== TASK MATERIAL

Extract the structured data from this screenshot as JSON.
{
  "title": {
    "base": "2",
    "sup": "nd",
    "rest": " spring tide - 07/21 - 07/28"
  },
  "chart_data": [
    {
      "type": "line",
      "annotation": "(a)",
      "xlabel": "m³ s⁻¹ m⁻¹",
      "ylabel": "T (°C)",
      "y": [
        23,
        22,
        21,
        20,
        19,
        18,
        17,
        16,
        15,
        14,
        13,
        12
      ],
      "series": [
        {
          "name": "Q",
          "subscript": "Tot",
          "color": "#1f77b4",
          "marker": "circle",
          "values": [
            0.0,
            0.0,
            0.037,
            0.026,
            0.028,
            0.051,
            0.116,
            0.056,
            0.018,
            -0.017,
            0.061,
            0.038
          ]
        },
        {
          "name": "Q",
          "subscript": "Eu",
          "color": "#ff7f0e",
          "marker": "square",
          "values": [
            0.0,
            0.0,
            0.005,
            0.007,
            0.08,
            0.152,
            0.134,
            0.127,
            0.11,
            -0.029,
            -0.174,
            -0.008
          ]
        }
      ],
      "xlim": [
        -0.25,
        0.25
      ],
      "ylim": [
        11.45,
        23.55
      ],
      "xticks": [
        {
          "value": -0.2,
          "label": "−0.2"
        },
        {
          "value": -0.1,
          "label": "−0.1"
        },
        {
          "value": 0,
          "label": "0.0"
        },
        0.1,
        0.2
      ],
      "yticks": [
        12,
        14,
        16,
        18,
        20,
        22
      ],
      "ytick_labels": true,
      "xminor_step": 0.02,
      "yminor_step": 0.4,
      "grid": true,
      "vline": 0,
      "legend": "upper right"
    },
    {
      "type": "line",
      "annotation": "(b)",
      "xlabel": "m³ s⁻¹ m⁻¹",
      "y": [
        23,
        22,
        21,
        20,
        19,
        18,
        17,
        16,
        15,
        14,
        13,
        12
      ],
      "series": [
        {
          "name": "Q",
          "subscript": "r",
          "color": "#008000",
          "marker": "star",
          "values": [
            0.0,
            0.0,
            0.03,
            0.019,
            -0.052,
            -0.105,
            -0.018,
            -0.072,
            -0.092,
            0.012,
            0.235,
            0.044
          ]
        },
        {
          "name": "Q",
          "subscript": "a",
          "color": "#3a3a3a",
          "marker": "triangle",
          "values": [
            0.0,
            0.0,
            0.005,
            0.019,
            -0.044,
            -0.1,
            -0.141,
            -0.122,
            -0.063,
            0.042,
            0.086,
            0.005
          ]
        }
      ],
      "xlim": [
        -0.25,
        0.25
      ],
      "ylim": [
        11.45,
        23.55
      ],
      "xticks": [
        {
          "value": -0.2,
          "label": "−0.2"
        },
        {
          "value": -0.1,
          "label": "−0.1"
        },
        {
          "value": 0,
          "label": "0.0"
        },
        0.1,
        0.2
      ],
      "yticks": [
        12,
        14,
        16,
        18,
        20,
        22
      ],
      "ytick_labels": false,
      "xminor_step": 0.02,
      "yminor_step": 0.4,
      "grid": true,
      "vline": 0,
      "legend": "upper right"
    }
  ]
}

====

STATED GOAL ::
Transcribe all the entries, keeping each one exactly as it is.

EXERCISE RESULT ::
Extract the structured data from this screenshot as JSON.
{
  "title": {
    "base": "2",
    "sup": "nd",
    "rest": " spring tide - 07/21 - 07/28"
  },
  "chart_data": [
    {
      "type": "line",
      "annotation": "(a)",
      "xlabel": "m³ s⁻¹ m⁻¹",
      "ylabel": "T (°C)",
      "y": [
        23,
        22,
        21,
        20,
        19,
        18,
        17,
        16,
        15,
        14,
        13,
        12
      ],
      "series": [
        {
          "name": "Q",
          "subscript": "Tot",
          "color": "#1f77b4",
          "marker": "circle",
          "values": [
            0.0,
            0.0,
            0.037,
            0.026,
            0.028,
            0.051,
            0.116,
            0.056,
            0.018,
            -0.017,
            0.061,
            0.038
          ]
        },
        {
          "name": "Q",
          "subscript": "Eu",
          "color": "#ff7f0e",
          "marker": "square",
          "values": [
            0.0,
            0.0,
            0.005,
            0.007,
            0.08,
            0.152,
            0.134,
            0.127,
            0.11,
            -0.029,
            -0.174,
            -0.008
          ]
        }
      ],
      "xlim": [
        -0.25,
        0.25
      ],
      "ylim": [
        11.45,
        23.55
      ],
      "xticks": [
        {
          "value": -0.2,
          "label": "−0.2"
        },
        {
          "value": -0.1,
          "label": "−0.1"
        },
        {
          "value": 0,
          "label": "0.0"
        },
        0.1,
        0.2
      ],
      "yticks": [
        12,
        14,
        16,
        18,
        20,
        22
      ],
      "ytick_labels": true,
      "xminor_step": 0.02,
      "yminor_step": 0.4,
      "grid": true,
      "vline": 0,
      "legend": "upper right"
    },
    {
      "type": "line",
      "annotation": "(b)",
      "xlabel": "m³ s⁻¹ m⁻¹",
      "y": [
        23,
        22,
        21,
        20,
        19,
        18,
        17,
        16,
        15,
        14,
        13,
        12
      ],
      "series": [
        {
          "name": "Q",
          "subscript": "r",
          "color": "#008000",
          "marker": "star",
          "values": [
            0.0,
            0.0,
            0.03,
            0.019,
            -0.052,
            -0.105,
            -0.018,
            -0.072,
            -0.092,
            0.012,
            0.235,
            0.044
          ]
        },
        {
          "name": "Q",
          "subscript": "a",
          "color": "#3a3a3a",
          "marker": "triangle",
          "values": [
            0.0,
            0.0,
            0.005,
            0.019,
            -0.044,
            -0.1,
            -0.141,
            -0.122,
            -0.063,
            0.042,
            0.086,
            0.005
          ]
        }
      ],
      "xlim": [
        -0.25,
        0.25
      ],
      "ylim": [
        11.45,
        23.55
      ],
      "xticks": [
        {
          "value": -0.2,
          "label": "−0.2"
        },
        {
          "value": -0.1,
          "label": "−0.1"
        },
        {
          "value": 0,
          "label": "0.0"
        },
        0.1,
        0.2
      ],
      "yticks": [
        12,
        14,
        16,
        18,
        20,
        22
      ],
      "ytick_labels": false,
      "xminor_step": 0.02,
      "yminor_step": 0.4,
      "grid": true,
      "vline": 0,
      "legend": "upper right"
    }
  ]
}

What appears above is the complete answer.